(Stored data)
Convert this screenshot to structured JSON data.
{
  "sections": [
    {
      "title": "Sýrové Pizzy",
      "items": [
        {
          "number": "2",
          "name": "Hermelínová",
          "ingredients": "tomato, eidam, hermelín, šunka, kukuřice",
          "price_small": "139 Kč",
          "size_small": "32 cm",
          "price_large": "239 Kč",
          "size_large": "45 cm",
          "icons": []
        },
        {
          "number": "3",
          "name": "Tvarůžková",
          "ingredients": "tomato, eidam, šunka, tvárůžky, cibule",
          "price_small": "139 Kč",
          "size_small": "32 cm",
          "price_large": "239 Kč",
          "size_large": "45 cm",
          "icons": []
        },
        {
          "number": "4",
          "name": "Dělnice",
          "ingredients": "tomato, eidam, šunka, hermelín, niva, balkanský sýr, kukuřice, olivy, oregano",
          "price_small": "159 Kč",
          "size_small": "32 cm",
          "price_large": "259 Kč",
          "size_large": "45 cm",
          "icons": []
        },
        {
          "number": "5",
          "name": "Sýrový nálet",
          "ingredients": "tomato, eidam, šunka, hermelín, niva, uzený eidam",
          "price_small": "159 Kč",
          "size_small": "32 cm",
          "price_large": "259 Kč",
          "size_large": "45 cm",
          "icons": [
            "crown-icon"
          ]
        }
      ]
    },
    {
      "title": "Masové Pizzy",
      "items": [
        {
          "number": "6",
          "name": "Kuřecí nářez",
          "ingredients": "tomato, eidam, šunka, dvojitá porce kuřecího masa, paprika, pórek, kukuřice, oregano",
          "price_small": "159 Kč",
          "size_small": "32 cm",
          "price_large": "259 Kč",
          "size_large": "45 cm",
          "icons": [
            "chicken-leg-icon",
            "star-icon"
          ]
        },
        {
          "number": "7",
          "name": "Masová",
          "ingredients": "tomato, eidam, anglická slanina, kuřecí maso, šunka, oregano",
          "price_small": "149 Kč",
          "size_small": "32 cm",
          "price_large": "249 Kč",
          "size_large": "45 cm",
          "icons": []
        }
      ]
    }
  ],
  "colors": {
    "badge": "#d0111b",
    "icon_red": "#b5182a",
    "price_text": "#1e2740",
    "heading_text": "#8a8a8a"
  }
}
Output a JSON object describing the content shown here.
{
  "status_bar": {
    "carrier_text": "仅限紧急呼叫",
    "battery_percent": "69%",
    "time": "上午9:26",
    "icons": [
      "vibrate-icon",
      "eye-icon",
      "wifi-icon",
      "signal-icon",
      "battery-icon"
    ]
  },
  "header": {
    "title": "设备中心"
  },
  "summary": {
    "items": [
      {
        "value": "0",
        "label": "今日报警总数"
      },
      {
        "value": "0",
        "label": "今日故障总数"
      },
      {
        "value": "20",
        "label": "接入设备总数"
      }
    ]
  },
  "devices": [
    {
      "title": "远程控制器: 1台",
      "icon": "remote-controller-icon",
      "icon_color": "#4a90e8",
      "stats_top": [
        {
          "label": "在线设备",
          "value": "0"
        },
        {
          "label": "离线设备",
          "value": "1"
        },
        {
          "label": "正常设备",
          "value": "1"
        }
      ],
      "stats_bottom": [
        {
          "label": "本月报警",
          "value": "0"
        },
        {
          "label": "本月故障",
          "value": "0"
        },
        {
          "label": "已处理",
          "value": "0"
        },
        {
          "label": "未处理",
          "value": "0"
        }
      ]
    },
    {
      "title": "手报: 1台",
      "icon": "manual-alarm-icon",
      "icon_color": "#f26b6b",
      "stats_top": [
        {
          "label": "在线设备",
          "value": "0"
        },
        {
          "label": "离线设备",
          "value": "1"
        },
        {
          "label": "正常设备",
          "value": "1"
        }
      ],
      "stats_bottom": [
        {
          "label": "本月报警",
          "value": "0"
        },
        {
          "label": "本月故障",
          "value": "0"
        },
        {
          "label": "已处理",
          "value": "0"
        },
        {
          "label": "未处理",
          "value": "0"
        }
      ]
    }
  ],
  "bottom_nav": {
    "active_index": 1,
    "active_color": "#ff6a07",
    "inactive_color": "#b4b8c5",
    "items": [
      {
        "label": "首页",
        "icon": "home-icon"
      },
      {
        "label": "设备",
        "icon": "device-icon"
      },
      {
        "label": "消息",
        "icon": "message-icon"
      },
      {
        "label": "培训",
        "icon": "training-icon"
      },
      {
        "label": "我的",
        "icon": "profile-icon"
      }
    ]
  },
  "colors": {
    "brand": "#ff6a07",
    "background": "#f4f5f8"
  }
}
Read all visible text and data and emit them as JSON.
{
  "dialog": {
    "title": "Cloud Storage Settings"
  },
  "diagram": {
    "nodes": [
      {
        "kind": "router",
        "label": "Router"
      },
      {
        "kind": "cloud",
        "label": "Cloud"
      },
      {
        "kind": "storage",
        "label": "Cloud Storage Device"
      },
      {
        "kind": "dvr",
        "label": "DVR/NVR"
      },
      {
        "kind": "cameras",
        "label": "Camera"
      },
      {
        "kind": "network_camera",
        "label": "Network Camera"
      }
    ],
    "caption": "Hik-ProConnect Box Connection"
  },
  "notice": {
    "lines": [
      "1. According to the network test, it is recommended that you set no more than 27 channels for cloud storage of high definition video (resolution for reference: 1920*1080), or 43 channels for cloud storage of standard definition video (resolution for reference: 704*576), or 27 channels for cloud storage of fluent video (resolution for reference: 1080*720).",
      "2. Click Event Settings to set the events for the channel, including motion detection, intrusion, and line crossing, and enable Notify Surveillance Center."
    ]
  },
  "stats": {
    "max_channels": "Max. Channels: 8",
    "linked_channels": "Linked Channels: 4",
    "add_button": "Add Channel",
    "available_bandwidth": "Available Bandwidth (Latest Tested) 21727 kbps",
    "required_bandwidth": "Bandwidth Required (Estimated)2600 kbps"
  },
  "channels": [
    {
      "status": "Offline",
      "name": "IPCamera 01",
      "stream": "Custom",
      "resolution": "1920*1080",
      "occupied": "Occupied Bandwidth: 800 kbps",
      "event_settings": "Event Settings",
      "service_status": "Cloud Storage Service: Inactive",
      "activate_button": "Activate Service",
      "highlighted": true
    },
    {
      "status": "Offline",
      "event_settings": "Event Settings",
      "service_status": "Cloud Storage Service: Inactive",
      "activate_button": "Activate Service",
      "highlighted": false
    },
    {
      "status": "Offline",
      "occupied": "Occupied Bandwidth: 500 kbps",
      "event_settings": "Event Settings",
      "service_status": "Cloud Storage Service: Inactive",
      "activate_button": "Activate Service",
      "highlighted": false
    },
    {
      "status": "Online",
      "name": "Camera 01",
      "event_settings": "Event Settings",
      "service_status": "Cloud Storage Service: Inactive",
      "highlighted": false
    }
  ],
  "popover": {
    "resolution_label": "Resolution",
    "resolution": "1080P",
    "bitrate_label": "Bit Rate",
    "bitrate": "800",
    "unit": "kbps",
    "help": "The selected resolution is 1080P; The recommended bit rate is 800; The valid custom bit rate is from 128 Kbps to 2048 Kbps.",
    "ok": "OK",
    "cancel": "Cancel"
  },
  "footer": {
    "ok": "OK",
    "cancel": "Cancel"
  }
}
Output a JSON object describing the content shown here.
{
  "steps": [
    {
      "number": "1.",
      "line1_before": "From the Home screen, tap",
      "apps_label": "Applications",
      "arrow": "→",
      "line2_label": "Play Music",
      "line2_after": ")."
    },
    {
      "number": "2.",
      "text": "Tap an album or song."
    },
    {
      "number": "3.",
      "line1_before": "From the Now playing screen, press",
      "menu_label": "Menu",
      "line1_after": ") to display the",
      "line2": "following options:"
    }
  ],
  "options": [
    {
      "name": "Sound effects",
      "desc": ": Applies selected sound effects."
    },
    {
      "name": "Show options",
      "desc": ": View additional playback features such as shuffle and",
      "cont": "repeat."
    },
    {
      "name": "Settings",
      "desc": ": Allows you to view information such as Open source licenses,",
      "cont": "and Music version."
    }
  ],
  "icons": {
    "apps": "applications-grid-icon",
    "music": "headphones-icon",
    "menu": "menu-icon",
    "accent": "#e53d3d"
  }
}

Task —
Write out each line of the data that holds the string "occupied".

Exercise solution —
      "occupied": "Occupied Bandwidth: 800 kbps",
      "occupied": "Occupied Bandwidth: 500 kbps",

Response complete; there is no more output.